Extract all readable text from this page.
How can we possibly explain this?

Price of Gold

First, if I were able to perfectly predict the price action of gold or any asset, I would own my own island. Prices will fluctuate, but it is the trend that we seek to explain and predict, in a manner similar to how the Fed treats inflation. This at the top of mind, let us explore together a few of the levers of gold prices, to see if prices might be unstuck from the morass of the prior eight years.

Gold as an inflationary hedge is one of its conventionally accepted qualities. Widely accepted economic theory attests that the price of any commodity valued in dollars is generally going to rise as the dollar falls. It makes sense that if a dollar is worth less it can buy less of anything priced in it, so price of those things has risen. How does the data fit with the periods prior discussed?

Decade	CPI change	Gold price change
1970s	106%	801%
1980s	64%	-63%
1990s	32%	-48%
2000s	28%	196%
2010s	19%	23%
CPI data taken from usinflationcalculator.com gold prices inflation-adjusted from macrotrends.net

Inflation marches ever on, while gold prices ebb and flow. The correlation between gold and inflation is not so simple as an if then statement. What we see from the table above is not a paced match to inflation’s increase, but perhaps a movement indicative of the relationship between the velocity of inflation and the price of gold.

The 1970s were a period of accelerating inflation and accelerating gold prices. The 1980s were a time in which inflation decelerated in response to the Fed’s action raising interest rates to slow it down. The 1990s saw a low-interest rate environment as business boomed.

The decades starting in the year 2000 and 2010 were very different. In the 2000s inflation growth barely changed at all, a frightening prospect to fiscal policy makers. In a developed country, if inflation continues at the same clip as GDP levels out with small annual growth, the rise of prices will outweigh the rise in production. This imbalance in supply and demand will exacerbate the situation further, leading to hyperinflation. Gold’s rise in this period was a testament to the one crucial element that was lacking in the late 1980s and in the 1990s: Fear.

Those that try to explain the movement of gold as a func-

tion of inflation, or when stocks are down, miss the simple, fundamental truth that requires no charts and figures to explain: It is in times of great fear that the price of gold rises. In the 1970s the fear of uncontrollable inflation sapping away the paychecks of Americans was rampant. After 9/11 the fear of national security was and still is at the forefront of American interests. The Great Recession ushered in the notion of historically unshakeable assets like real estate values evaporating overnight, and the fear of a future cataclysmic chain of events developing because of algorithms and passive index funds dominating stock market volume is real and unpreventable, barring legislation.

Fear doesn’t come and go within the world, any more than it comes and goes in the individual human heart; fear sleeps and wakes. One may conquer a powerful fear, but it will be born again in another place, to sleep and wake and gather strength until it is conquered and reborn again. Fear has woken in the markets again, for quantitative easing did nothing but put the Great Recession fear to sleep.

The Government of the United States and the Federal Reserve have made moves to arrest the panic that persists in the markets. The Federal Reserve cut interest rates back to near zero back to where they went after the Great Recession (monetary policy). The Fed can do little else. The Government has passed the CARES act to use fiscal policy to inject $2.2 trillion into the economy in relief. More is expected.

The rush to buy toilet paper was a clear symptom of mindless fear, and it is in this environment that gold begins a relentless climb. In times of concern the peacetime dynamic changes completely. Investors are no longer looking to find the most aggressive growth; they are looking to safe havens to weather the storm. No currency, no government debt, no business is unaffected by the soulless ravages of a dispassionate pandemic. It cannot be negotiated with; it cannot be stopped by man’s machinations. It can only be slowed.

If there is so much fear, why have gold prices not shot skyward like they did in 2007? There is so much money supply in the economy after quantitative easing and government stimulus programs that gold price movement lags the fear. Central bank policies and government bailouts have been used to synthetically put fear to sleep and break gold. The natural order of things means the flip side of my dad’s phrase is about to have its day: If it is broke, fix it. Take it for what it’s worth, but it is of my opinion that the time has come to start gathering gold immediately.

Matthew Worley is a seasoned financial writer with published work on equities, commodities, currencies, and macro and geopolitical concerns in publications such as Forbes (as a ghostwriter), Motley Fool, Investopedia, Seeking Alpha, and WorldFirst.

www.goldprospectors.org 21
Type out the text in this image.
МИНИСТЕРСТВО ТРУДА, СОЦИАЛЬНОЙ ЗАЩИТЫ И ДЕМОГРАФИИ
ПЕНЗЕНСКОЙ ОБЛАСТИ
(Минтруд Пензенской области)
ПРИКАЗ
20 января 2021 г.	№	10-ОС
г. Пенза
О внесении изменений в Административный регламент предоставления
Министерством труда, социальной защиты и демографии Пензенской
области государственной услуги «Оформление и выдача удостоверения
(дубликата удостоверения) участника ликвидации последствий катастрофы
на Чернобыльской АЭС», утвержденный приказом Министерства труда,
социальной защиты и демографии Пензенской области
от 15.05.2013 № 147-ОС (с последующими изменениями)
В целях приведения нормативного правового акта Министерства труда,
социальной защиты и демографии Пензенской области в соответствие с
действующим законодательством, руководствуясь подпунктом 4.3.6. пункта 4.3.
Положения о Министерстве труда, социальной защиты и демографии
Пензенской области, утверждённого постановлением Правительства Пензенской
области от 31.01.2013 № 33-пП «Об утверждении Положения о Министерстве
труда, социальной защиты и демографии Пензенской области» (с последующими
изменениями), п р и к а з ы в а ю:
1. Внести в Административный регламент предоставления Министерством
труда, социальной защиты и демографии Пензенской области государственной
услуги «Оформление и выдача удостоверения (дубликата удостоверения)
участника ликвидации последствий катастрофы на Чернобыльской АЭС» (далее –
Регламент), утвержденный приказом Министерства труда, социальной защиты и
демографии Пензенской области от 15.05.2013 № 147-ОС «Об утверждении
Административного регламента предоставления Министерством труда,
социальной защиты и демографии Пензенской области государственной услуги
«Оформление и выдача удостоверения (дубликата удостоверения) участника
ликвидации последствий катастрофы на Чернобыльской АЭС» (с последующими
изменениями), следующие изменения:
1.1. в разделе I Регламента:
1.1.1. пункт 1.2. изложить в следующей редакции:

Instructions to follow -> Give an exact repetition of all the material.

Answer in full ->
Extract all readable text from this page.
How can we possibly explain this?

Price of Gold

First, if I were able to perfectly predict the price action of gold or any asset, I would own my own island. Prices will fluctuate, but it is the trend that we seek to explain and predict, in a manner similar to how the Fed treats inflation. This at the top of mind, let us explore together a few of the levers of gold prices, to see if prices might be unstuck from the morass of the prior eight years.

Gold as an inflationary hedge is one of its conventionally accepted qualities. Widely accepted economic theory attests that the price of any commodity valued in dollars is generally going to rise as the dollar falls. It makes sense that if a dollar is worth less it can buy less of anything priced in it, so price of those things has risen. How does the data fit with the periods prior discussed?

Decade	CPI change	Gold price change
1970s	106%	801%
1980s	64%	-63%
1990s	32%	-48%
2000s	28%	196%
2010s	19%	23%
CPI data taken from usinflationcalculator.com gold prices inflation-adjusted from macrotrends.net

Inflation marches ever on, while gold prices ebb and flow. The correlation between gold and inflation is not so simple as an if then statement. What we see from the table above is not a paced match to inflation’s increase, but perhaps a movement indicative of the relationship between the velocity of inflation and the price of gold.

The 1970s were a period of accelerating inflation and accelerating gold prices. The 1980s were a time in which inflation decelerated in response to the Fed’s action raising interest rates to slow it down. The 1990s saw a low-interest rate environment as business boomed.

The decades starting in the year 2000 and 2010 were very different. In the 2000s inflation growth barely changed at all, a frightening prospect to fiscal policy makers. In a developed country, if inflation continues at the same clip as GDP levels out with small annual growth, the rise of prices will outweigh the rise in production. This imbalance in supply and demand will exacerbate the situation further, leading to hyperinflation. Gold’s rise in this period was a testament to the one crucial element that was lacking in the late 1980s and in the 1990s: Fear.

Those that try to explain the movement of gold as a func-

tion of inflation, or when stocks are down, miss the simple, fundamental truth that requires no charts and figures to explain: It is in times of great fear that the price of gold rises. In the 1970s the fear of uncontrollable inflation sapping away the paychecks of Americans was rampant. After 9/11 the fear of national security was and still is at the forefront of American interests. The Great Recession ushered in the notion of historically unshakeable assets like real estate values evaporating overnight, and the fear of a future cataclysmic chain of events developing because of algorithms and passive index funds dominating stock market volume is real and unpreventable, barring legislation.

Fear doesn’t come and go within the world, any more than it comes and goes in the individual human heart; fear sleeps and wakes. One may conquer a powerful fear, but it will be born again in another place, to sleep and wake and gather strength until it is conquered and reborn again. Fear has woken in the markets again, for quantitative easing did nothing but put the Great Recession fear to sleep.

The Government of the United States and the Federal Reserve have made moves to arrest the panic that persists in the markets. The Federal Reserve cut interest rates back to near zero back to where they went after the Great Recession (monetary policy). The Fed can do little else. The Government has passed the CARES act to use fiscal policy to inject $2.2 trillion into the economy in relief. More is expected.

The rush to buy toilet paper was a clear symptom of mindless fear, and it is in this environment that gold begins a relentless climb. In times of concern the peacetime dynamic changes completely. Investors are no longer looking to find the most aggressive growth; they are looking to safe havens to weather the storm. No currency, no government debt, no business is unaffected by the soulless ravages of a dispassionate pandemic. It cannot be negotiated with; it cannot be stopped by man’s machinations. It can only be slowed.

If there is so much fear, why have gold prices not shot skyward like they did in 2007? There is so much money supply in the economy after quantitative easing and government stimulus programs that gold price movement lags the fear. Central bank policies and government bailouts have been used to synthetically put fear to sleep and break gold. The natural order of things means the flip side of my dad’s phrase is about to have its day: If it is broke, fix it. Take it for what it’s worth, but it is of my opinion that the time has come to start gathering gold immediately.

Matthew Worley is a seasoned financial writer with published work on equities, commodities, currencies, and macro and geopolitical concerns in publications such as Forbes (as a ghostwriter), Motley Fool, Investopedia, Seeking Alpha, and WorldFirst.

www.goldprospectors.org 21
Type out the text in this image.
МИНИСТЕРСТВО ТРУДА, СОЦИАЛЬНОЙ ЗАЩИТЫ И ДЕМОГРАФИИ
ПЕНЗЕНСКОЙ ОБЛАСТИ
(Минтруд Пензенской области)
ПРИКАЗ
20 января 2021 г.	№	10-ОС
г. Пенза
О внесении изменений в Административный регламент предоставления
Министерством труда, социальной защиты и демографии Пензенской
области государственной услуги «Оформление и выдача удостоверения
(дубликата удостоверения) участника ликвидации последствий катастрофы
на Чернобыльской АЭС», утвержденный приказом Министерства труда,
социальной защиты и демографии Пензенской области
от 15.05.2013 № 147-ОС (с последующими изменениями)
В целях приведения нормативного правового акта Министерства труда,
социальной защиты и демографии Пензенской области в соответствие с
действующим законодательством, руководствуясь подпунктом 4.3.6. пункта 4.3.
Положения о Министерстве труда, социальной защиты и демографии
Пензенской области, утверждённого постановлением Правительства Пензенской
области от 31.01.2013 № 33-пП «Об утверждении Положения о Министерстве
труда, социальной защиты и демографии Пензенской области» (с последующими
изменениями), п р и к а з ы в а ю:
1. Внести в Административный регламент предоставления Министерством
труда, социальной защиты и демографии Пензенской области государственной
услуги «Оформление и выдача удостоверения (дубликата удостоверения)
участника ликвидации последствий катастрофы на Чернобыльской АЭС» (далее –
Регламент), утвержденный приказом Министерства труда, социальной защиты и
демографии Пензенской области от 15.05.2013 № 147-ОС «Об утверждении
Административного регламента предоставления Министерством труда,
социальной защиты и демографии Пензенской области государственной услуги
«Оформление и выдача удостоверения (дубликата удостоверения) участника
ликвидации последствий катастрофы на Чернобыльской АЭС» (с последующими
изменениями), следующие изменения:
1.1. в разделе I Регламента:
1.1.1. пункт 1.2. изложить в следующей редакции:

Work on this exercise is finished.